== Supplied material ==

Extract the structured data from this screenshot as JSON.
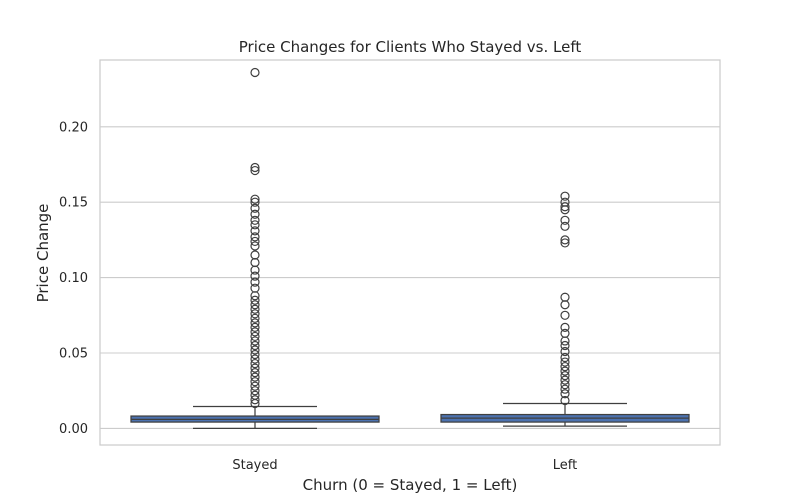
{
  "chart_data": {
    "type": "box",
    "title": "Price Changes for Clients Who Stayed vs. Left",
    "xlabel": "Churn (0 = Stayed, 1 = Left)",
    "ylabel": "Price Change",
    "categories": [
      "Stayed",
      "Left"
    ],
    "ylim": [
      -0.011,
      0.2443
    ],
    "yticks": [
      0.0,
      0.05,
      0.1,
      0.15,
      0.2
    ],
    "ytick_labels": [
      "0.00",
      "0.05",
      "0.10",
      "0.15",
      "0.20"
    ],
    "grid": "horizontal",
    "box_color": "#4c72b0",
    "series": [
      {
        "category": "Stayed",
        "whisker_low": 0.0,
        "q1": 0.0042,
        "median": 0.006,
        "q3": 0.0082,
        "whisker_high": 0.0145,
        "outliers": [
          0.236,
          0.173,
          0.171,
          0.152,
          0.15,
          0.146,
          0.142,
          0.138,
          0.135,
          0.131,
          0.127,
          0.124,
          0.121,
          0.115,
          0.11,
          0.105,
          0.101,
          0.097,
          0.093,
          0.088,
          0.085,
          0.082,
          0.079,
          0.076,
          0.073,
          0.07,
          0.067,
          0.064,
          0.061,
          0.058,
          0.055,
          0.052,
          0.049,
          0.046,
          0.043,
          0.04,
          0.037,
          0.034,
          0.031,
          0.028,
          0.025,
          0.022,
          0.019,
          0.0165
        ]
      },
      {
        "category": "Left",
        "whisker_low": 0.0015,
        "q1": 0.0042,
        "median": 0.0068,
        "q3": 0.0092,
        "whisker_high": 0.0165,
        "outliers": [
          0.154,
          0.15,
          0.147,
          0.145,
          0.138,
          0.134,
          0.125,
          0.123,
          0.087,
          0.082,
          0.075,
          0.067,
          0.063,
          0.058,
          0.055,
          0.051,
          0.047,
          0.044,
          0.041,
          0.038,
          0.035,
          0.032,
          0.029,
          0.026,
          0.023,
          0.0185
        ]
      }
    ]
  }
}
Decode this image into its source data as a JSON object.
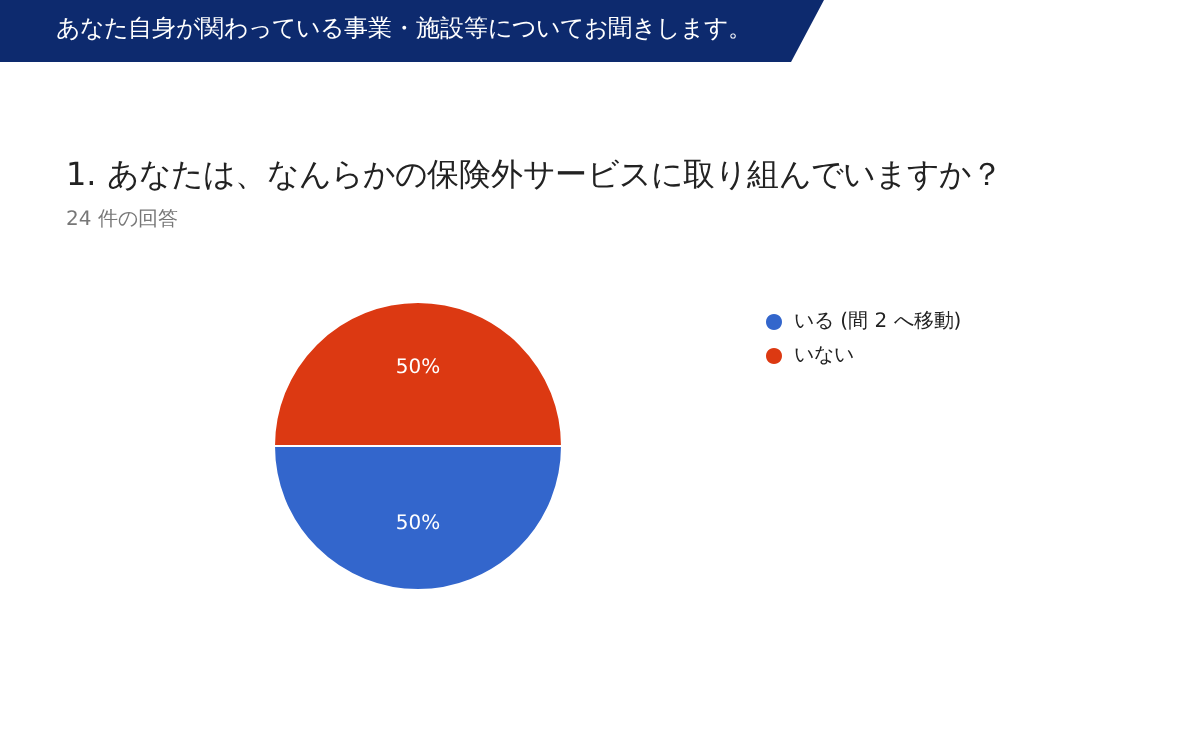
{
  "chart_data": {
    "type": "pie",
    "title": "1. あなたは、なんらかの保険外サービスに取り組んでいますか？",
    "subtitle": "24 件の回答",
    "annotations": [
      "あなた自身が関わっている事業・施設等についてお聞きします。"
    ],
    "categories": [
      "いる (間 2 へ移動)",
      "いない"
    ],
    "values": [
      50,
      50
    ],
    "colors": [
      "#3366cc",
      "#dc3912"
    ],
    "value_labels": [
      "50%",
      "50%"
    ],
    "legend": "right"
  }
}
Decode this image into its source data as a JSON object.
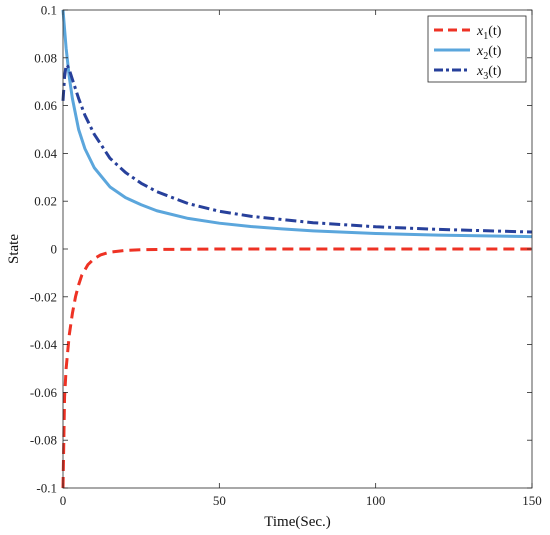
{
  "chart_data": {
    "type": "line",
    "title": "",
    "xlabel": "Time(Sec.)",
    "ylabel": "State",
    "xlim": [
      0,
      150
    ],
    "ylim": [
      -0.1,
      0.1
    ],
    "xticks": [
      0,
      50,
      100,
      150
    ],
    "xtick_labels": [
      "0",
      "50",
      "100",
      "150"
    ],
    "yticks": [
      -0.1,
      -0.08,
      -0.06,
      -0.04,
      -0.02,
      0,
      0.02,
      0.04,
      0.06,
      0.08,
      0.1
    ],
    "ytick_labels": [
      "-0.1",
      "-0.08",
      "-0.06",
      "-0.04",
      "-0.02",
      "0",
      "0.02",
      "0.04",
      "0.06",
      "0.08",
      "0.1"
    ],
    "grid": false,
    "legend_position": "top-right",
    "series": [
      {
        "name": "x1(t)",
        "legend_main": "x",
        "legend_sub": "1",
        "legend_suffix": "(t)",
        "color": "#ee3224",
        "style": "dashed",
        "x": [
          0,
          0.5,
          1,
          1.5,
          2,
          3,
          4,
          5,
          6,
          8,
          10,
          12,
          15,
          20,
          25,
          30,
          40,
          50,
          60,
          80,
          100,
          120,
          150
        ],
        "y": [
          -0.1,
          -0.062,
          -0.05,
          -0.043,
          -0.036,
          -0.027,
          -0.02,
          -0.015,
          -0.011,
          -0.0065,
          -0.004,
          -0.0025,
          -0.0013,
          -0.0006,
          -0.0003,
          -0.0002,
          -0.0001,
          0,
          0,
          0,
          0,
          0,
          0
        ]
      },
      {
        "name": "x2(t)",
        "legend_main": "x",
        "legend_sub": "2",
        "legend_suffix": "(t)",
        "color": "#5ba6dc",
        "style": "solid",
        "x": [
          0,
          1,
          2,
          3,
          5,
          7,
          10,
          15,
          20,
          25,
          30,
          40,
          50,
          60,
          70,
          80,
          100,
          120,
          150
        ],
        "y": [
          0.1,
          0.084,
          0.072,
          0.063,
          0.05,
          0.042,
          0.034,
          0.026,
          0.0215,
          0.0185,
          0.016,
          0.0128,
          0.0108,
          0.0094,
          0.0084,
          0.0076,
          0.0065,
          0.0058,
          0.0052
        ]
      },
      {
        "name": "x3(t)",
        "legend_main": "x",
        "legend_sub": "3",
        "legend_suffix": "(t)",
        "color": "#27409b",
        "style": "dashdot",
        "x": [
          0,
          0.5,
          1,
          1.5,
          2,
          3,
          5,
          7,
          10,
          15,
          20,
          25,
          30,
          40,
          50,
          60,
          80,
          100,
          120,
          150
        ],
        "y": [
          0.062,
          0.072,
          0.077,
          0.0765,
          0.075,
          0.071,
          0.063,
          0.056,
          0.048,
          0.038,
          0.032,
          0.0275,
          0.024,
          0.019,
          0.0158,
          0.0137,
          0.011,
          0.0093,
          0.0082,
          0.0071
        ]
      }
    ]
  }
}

===

- Description of the task: Images do not belong in the copy; reproduce all other parts of the records above verbatim.

- Reply to the exercise:
Extract the structured data from this screenshot as JSON.
{
  "chart_data": {
    "type": "box",
    "title": "Price Changes for Clients Who Stayed vs. Left",
    "xlabel": "Churn (0 = Stayed, 1 = Left)",
    "ylabel": "Price Change",
    "categories": [
      "Stayed",
      "Left"
    ],
    "ylim": [
      -0.011,
      0.2443
    ],
    "yticks": [
      0.0,
      0.05,
      0.1,
      0.15,
      0.2
    ],
    "ytick_labels": [
      "0.00",
      "0.05",
      "0.10",
      "0.15",
      "0.20"
    ],
    "grid": "horizontal",
    "box_color": "#4c72b0",
    "series": [
      {
        "category": "Stayed",
        "whisker_low": 0.0,
        "q1": 0.0042,
        "median": 0.006,
        "q3": 0.0082,
        "whisker_high": 0.0145,
        "outliers": [
          0.236,
          0.173,
          0.171,
          0.152,
          0.15,
          0.146,
          0.142,
          0.138,
          0.135,
          0.131,
          0.127,
          0.124,
          0.121,
          0.115,
          0.11,
          0.105,
          0.101,
          0.097,
          0.093,
          0.088,
          0.085,
          0.082,
          0.079,
          0.076,
          0.073,
          0.07,
          0.067,
          0.064,
          0.061,
          0.058,
          0.055,
          0.052,
          0.049,
          0.046,
          0.043,
          0.04,
          0.037,
          0.034,
          0.031,
          0.028,
          0.025,
          0.022,
          0.019,
          0.0165
        ]
      },
      {
        "category": "Left",
        "whisker_low": 0.0015,
        "q1": 0.0042,
        "median": 0.0068,
        "q3": 0.0092,
        "whisker_high": 0.0165,
        "outliers": [
          0.154,
          0.15,
          0.147,
          0.145,
          0.138,
          0.134,
          0.125,
          0.123,
          0.087,
          0.082,
          0.075,
          0.067,
          0.063,
          0.058,
          0.055,
          0.051,
          0.047,
          0.044,
          0.041,
          0.038,
          0.035,
          0.032,
          0.029,
          0.026,
          0.023,
          0.0185
        ]
      }
    ]
  }
}
Decode this image into its source data as a JSON object.
{
  "chart_data": {
    "type": "pie",
    "title": "1. あなたは、なんらかの保険外サービスに取り組んでいますか？",
    "subtitle": "24 件の回答",
    "annotations": [
      "あなた自身が関わっている事業・施設等についてお聞きします。"
    ],
    "categories": [
      "いる (間 2 へ移動)",
      "いない"
    ],
    "values": [
      50,
      50
    ],
    "colors": [
      "#3366cc",
      "#dc3912"
    ],
    "value_labels": [
      "50%",
      "50%"
    ],
    "legend": "right"
  }
}
Decode this image into its source data as a JSON object.
{
  "chart_data": {
    "type": "line",
    "title": "",
    "xlabel": "Time(Sec.)",
    "ylabel": "State",
    "xlim": [
      0,
      150
    ],
    "ylim": [
      -0.1,
      0.1
    ],
    "xticks": [
      0,
      50,
      100,
      150
    ],
    "xtick_labels": [
      "0",
      "50",
      "100",
      "150"
    ],
    "yticks": [
      -0.1,
      -0.08,
      -0.06,
      -0.04,
      -0.02,
      0,
      0.02,
      0.04,
      0.06,
      0.08,
      0.1
    ],
    "ytick_labels": [
      "-0.1",
      "-0.08",
      "-0.06",
      "-0.04",
      "-0.02",
      "0",
      "0.02",
      "0.04",
      "0.06",
      "0.08",
      "0.1"
    ],
    "grid": false,
    "legend_position": "top-right",
    "series": [
      {
        "name": "x1(t)",
        "legend_main": "x",
        "legend_sub": "1",
        "legend_suffix": "(t)",
        "color": "#ee3224",
        "style": "dashed",
        "x": [
          0,
          0.5,
          1,
          1.5,
          2,
          3,
          4,
          5,
          6,
          8,
          10,
          12,
          15,
          20,
          25,
          30,
          40,
          50,
          60,
          80,
          100,
          120,
          150
        ],
        "y": [
          -0.1,
          -0.062,
          -0.05,
          -0.043,
          -0.036,
          -0.027,
          -0.02,
          -0.015,
          -0.011,
          -0.0065,
          -0.004,
          -0.0025,
          -0.0013,
          -0.0006,
          -0.0003,
          -0.0002,
          -0.0001,
          0,
          0,
          0,
          0,
          0,
          0
        ]
      },
      {
        "name": "x2(t)",
        "legend_main": "x",
        "legend_sub": "2",
        "legend_suffix": "(t)",
        "color": "#5ba6dc",
        "style": "solid",
        "x": [
          0,
          1,
          2,
          3,
          5,
          7,
          10,
          15,
          20,
          25,
          30,
          40,
          50,
          60,
          70,
          80,
          100,
          120,
          150
        ],
        "y": [
          0.1,
          0.084,
          0.072,
          0.063,
          0.05,
          0.042,
          0.034,
          0.026,
          0.0215,
          0.0185,
          0.016,
          0.0128,
          0.0108,
          0.0094,
          0.0084,
          0.0076,
          0.0065,
          0.0058,
          0.0052
        ]
      },
      {
        "name": "x3(t)",
        "legend_main": "x",
        "legend_sub": "3",
        "legend_suffix": "(t)",
        "color": "#27409b",
        "style": "dashdot",
        "x": [
          0,
          0.5,
          1,
          1.5,
          2,
          3,
          5,
          7,
          10,
          15,
          20,
          25,
          30,
          40,
          50,
          60,
          80,
          100,
          120,
          150
        ],
        "y": [
          0.062,
          0.072,
          0.077,
          0.0765,
          0.075,
          0.071,
          0.063,
          0.056,
          0.048,
          0.038,
          0.032,
          0.0275,
          0.024,
          0.019,
          0.0158,
          0.0137,
          0.011,
          0.0093,
          0.0082,
          0.0071
        ]
      }
    ]
  }
}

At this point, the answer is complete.